DATA IN THIS EXERCISE -
======

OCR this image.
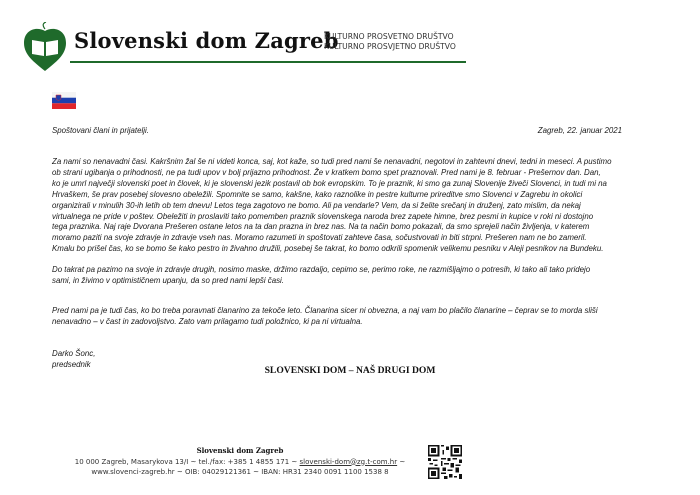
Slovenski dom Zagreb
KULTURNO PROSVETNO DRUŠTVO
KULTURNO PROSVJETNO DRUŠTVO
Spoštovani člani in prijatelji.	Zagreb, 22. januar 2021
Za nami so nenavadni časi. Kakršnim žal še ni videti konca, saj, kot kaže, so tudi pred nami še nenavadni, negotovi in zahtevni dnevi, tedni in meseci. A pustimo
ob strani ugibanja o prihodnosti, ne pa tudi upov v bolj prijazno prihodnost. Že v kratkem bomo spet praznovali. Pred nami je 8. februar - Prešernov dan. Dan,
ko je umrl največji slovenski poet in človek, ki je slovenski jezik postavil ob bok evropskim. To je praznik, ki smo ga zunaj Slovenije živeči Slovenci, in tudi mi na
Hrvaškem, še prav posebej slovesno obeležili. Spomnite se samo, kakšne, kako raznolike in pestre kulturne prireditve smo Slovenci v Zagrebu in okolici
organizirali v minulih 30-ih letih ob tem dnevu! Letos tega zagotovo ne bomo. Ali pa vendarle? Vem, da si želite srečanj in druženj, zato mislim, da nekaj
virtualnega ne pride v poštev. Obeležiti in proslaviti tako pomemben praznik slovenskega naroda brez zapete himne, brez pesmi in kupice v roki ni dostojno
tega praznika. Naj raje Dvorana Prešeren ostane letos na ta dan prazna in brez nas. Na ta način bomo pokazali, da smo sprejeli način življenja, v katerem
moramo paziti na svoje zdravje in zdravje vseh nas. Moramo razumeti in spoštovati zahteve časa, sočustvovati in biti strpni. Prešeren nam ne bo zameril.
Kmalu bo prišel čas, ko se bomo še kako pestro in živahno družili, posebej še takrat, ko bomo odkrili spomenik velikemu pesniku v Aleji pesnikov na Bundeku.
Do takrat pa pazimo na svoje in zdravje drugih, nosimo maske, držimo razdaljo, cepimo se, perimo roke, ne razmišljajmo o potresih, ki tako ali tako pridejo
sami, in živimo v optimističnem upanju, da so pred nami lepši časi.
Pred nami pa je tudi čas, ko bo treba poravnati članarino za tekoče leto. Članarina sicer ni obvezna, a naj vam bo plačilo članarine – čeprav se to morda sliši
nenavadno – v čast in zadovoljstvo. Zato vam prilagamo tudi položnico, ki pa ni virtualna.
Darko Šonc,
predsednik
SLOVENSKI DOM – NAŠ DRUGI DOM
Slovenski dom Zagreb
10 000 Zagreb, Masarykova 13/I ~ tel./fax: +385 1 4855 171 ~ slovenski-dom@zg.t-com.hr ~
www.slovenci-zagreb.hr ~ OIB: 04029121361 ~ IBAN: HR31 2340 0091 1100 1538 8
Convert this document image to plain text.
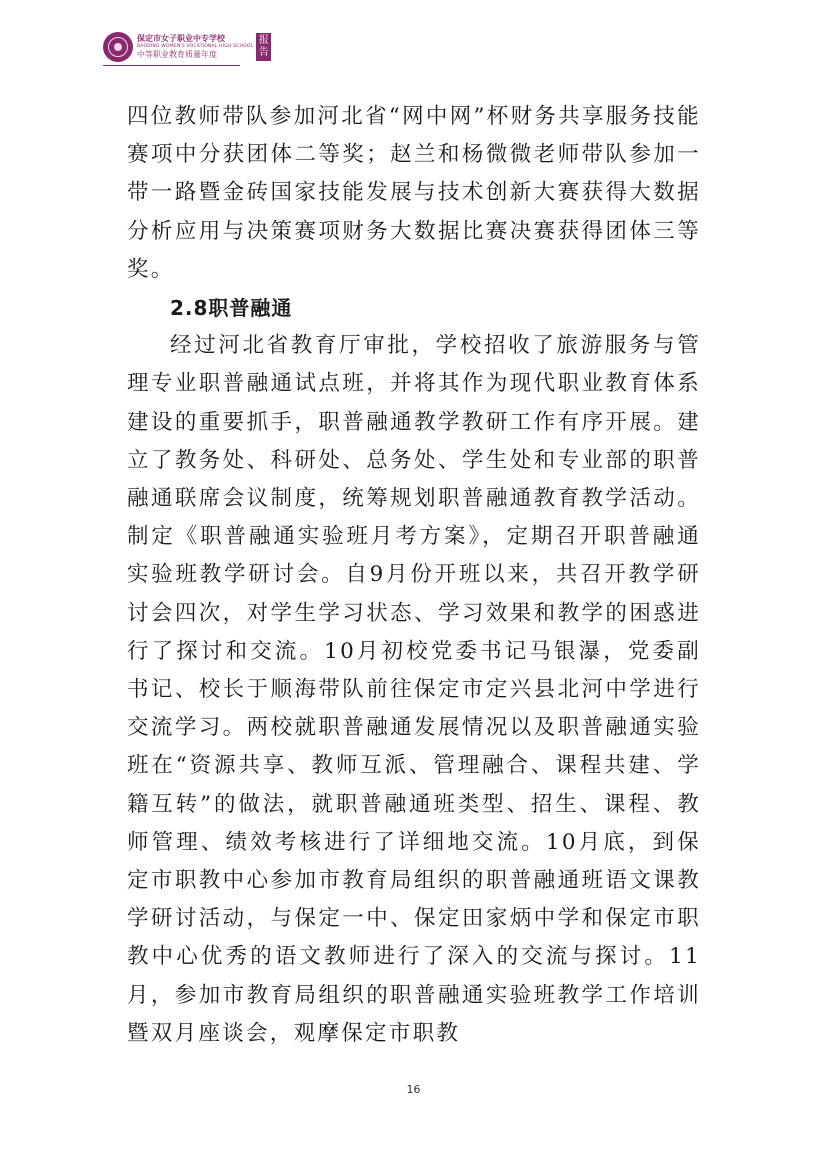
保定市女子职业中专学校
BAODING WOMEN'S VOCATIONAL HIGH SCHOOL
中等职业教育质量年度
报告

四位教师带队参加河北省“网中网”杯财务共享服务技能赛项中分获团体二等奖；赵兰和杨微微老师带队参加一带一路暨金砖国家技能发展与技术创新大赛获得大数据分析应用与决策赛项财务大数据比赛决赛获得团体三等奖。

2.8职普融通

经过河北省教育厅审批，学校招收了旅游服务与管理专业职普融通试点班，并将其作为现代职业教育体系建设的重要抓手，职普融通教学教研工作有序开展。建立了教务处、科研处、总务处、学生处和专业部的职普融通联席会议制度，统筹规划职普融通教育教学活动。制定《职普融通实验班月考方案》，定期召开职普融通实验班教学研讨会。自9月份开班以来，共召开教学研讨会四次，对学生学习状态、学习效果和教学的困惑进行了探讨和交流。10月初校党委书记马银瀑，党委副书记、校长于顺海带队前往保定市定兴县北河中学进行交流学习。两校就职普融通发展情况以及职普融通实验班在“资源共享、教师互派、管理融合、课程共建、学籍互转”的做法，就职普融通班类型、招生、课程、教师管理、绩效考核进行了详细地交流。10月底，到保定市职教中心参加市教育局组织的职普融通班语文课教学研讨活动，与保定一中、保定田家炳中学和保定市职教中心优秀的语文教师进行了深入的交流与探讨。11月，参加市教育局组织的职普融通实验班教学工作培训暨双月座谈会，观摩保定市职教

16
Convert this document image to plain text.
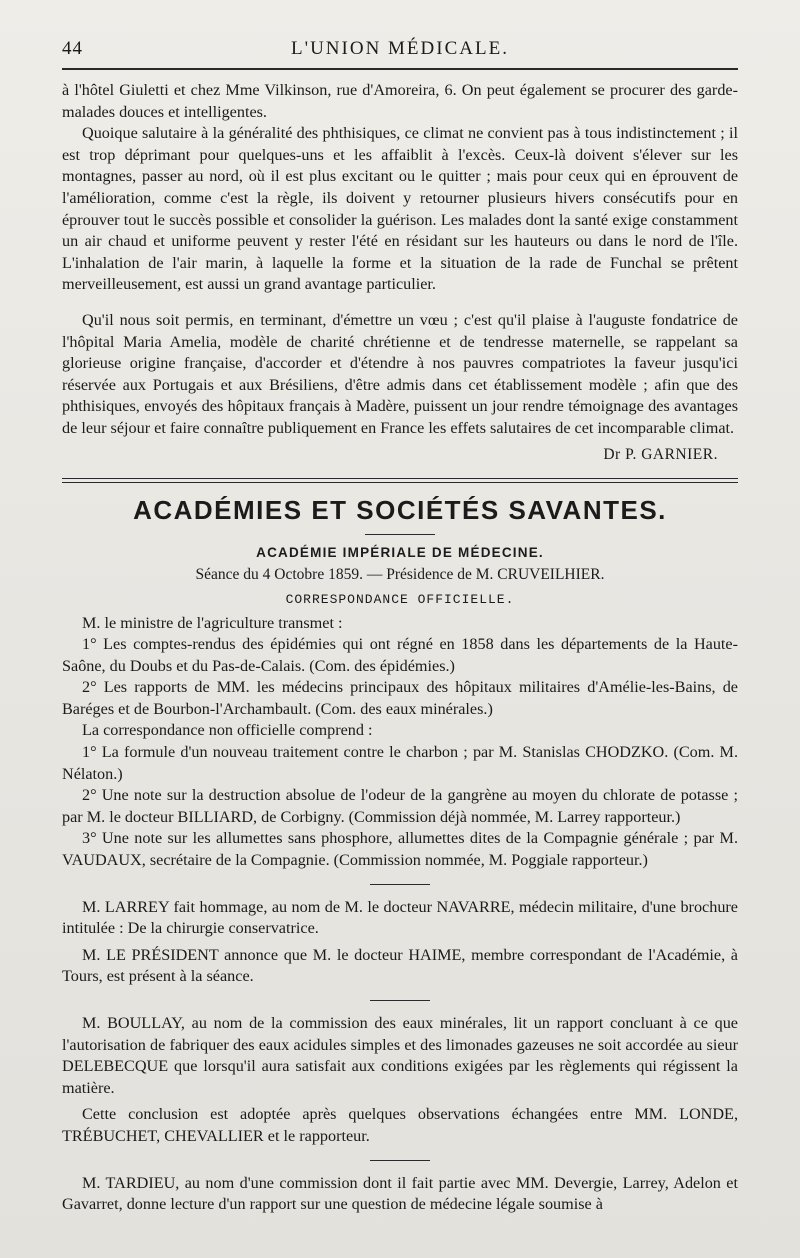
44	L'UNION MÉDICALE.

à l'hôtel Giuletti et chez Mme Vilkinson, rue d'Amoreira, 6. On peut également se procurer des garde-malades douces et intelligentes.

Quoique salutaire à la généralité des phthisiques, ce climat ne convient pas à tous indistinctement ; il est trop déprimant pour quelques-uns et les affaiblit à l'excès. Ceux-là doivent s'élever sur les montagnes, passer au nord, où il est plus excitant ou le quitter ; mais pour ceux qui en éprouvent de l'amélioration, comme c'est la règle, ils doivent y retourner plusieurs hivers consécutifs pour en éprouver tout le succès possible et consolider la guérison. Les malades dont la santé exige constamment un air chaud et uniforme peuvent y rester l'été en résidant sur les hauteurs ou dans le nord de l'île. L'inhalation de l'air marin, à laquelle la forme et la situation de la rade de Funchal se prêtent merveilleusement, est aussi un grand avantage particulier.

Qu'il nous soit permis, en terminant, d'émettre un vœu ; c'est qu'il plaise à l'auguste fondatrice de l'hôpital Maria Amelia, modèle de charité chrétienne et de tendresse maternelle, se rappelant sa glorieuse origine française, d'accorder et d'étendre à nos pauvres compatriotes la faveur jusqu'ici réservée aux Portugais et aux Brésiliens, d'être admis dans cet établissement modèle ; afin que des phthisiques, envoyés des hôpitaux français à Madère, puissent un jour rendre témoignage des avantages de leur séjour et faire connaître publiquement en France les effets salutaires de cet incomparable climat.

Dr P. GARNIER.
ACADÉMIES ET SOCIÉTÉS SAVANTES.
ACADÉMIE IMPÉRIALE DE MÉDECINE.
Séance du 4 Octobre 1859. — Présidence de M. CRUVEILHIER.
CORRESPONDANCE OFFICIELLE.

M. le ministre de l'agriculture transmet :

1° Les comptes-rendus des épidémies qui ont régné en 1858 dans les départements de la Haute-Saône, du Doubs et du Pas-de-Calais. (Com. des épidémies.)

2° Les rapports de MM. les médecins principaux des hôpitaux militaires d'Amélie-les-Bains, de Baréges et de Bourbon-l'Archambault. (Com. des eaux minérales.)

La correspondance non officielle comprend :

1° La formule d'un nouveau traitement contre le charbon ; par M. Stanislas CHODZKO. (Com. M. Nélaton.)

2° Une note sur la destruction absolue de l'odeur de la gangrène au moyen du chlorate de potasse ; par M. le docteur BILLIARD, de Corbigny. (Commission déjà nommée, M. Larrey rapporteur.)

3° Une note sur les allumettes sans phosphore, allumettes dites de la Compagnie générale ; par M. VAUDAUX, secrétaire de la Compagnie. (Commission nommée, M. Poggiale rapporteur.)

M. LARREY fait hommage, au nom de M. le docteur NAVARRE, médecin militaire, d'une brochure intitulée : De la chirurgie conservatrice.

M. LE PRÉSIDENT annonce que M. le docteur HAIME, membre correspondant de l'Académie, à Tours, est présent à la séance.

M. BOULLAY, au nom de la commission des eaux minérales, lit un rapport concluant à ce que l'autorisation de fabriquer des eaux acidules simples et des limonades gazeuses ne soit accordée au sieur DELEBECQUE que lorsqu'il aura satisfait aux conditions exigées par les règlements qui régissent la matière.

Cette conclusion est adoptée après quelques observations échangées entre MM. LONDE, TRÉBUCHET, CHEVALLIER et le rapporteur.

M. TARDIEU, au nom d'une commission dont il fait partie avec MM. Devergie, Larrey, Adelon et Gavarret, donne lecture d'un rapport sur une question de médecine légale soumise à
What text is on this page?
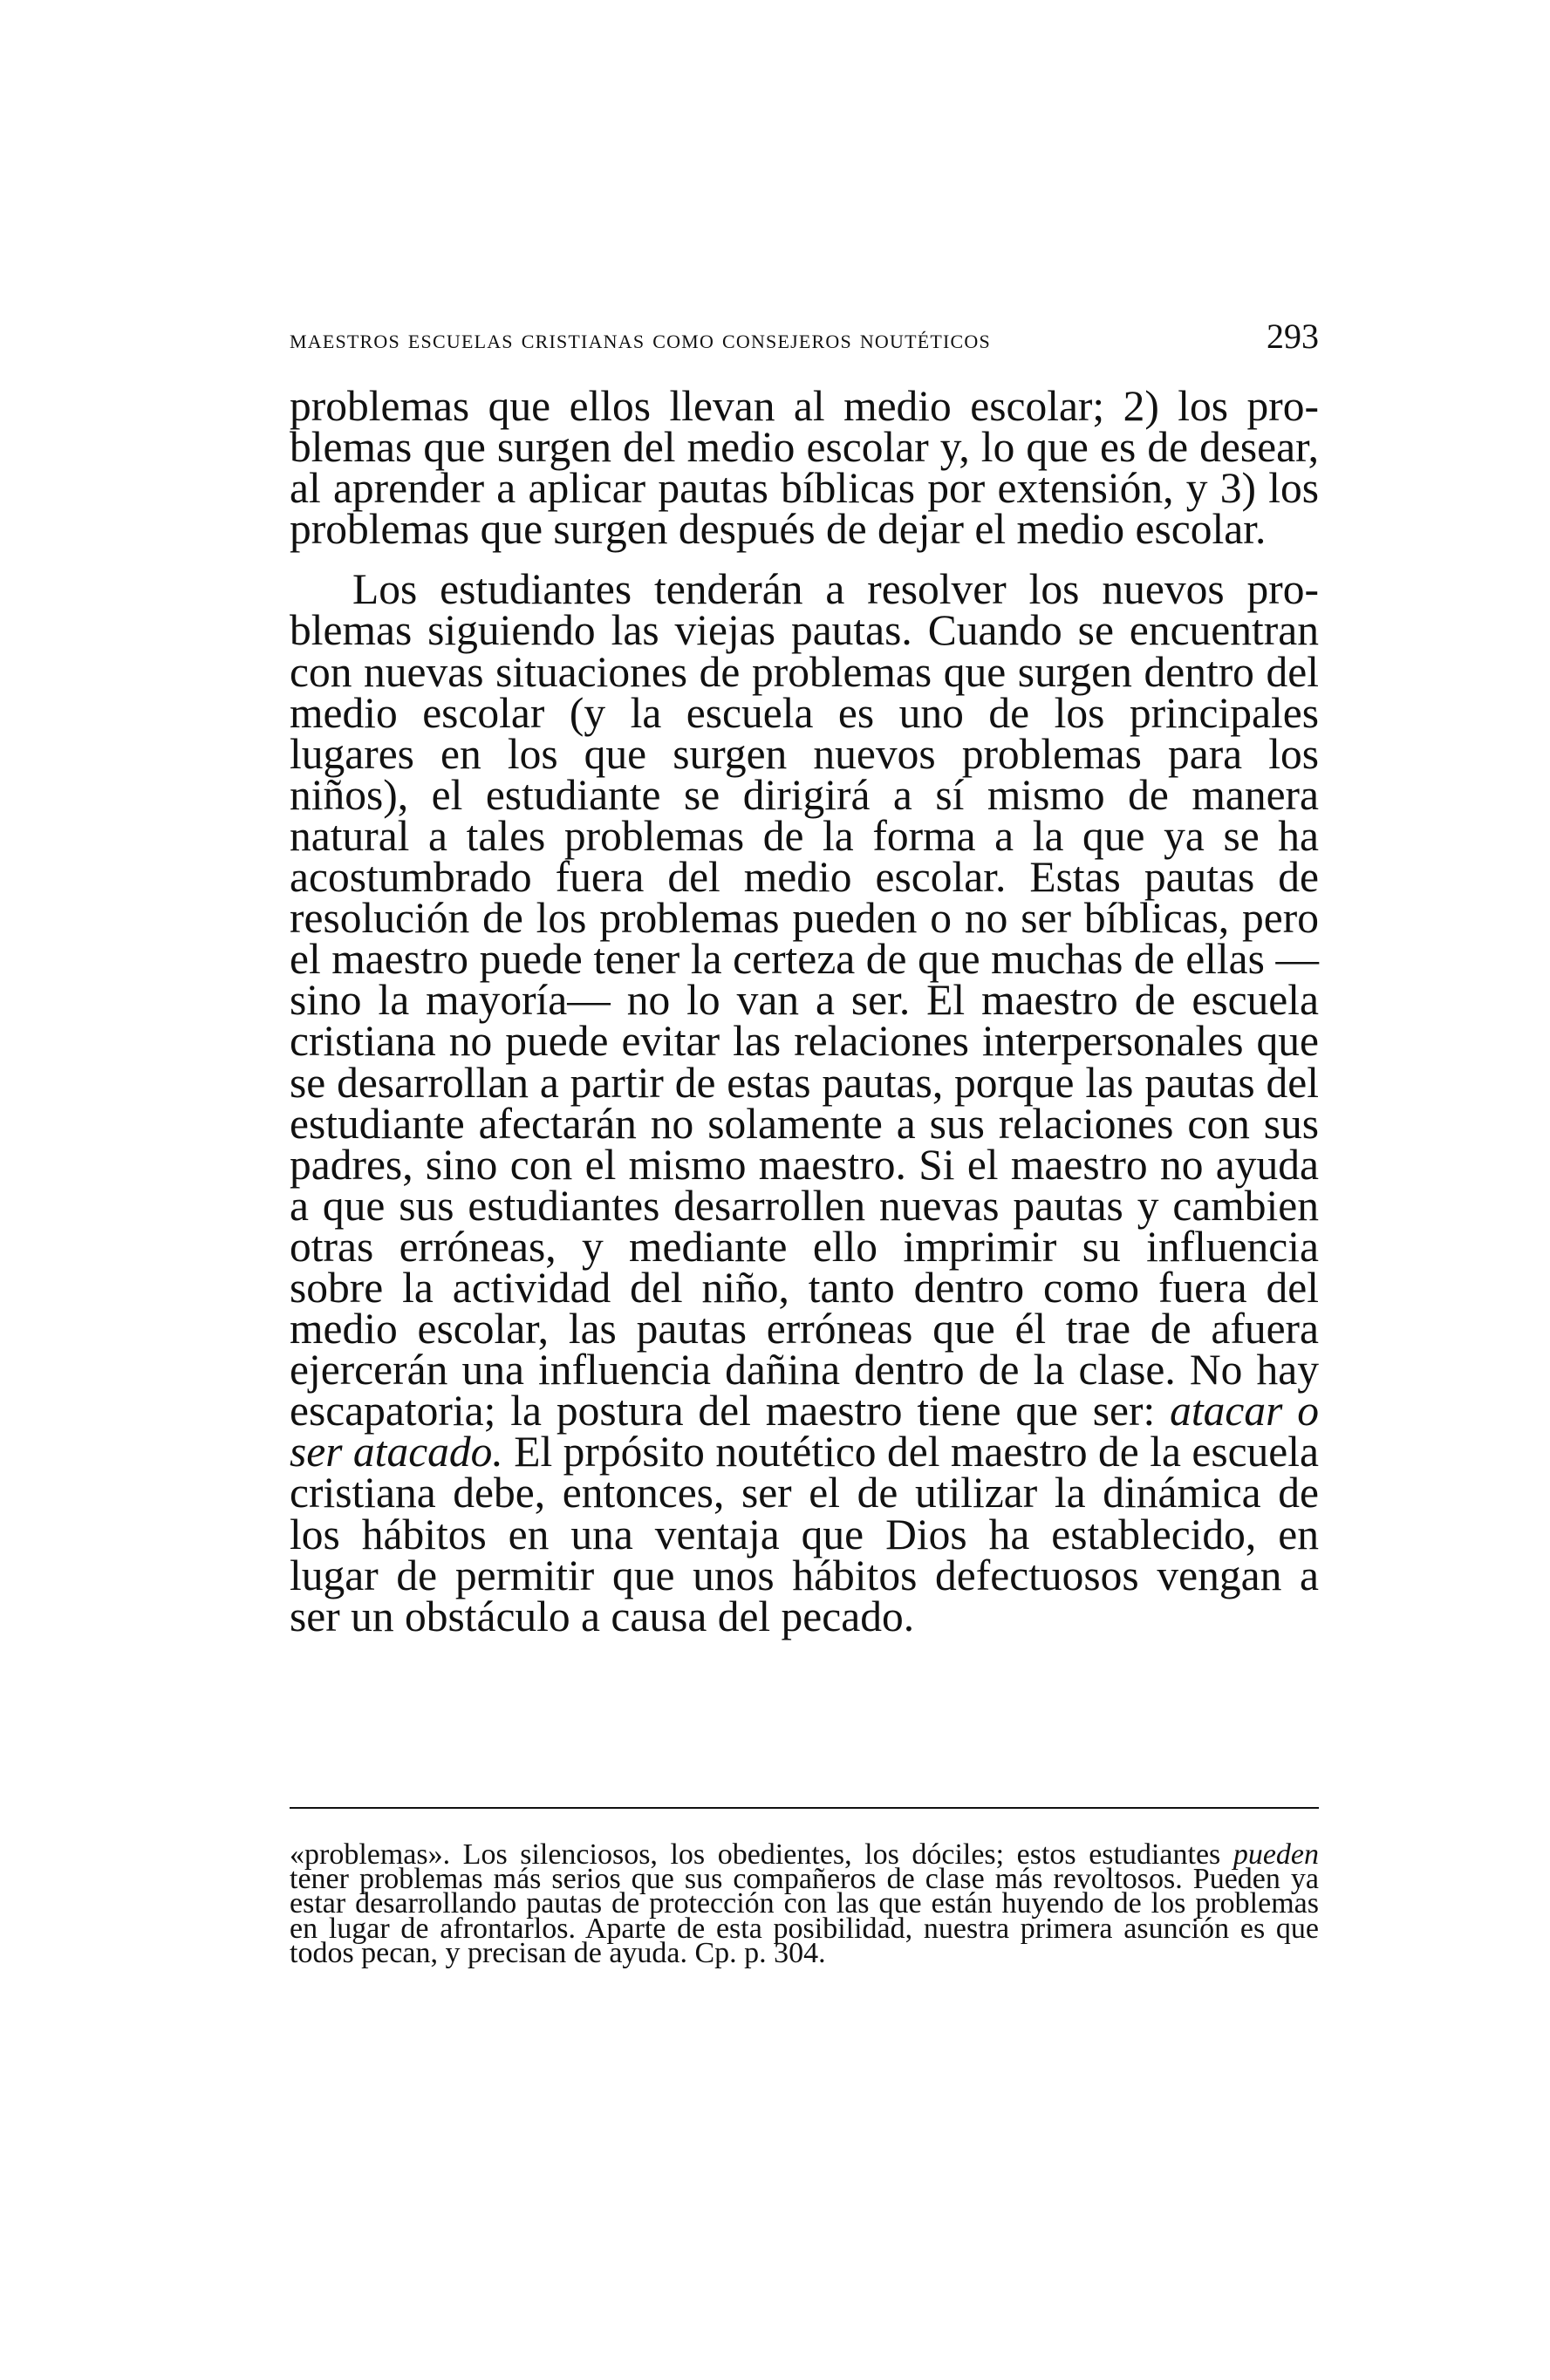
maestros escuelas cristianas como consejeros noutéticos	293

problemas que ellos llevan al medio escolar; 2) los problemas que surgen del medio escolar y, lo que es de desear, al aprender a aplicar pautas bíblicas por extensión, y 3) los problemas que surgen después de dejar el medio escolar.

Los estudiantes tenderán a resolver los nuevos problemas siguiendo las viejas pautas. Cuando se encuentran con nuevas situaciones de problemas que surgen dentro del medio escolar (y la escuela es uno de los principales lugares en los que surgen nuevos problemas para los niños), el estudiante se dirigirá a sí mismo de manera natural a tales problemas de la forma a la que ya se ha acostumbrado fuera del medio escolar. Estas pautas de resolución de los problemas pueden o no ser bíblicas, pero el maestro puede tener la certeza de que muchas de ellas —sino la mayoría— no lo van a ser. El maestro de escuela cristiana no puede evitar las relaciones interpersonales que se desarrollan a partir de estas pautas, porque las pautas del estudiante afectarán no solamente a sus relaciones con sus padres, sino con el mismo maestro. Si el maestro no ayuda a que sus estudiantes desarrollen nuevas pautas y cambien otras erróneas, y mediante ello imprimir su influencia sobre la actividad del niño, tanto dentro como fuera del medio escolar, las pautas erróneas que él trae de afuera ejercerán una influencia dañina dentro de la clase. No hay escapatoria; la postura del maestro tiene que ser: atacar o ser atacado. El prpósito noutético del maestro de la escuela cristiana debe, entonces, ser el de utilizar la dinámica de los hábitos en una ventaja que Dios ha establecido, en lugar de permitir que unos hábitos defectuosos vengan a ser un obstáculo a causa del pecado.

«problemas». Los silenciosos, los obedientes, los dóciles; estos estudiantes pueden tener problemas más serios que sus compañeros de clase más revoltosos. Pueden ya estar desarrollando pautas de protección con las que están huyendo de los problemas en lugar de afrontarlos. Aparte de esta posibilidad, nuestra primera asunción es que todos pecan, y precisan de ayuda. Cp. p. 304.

======

Return every line above that contains the word "posebej".

Hrvaškem, še prav posebej slovesno obeležili. Spomnite se samo, kakšne, kako raznolike in pestre kulturne prireditve smo Slovenci v Zagrebu in okolici
Kmalu bo prišel čas, ko se bomo še kako pestro in živahno družili, posebej še takrat, ko bomo odkrili spomenik velikemu pesniku v Aleji pesnikov na Bundeku.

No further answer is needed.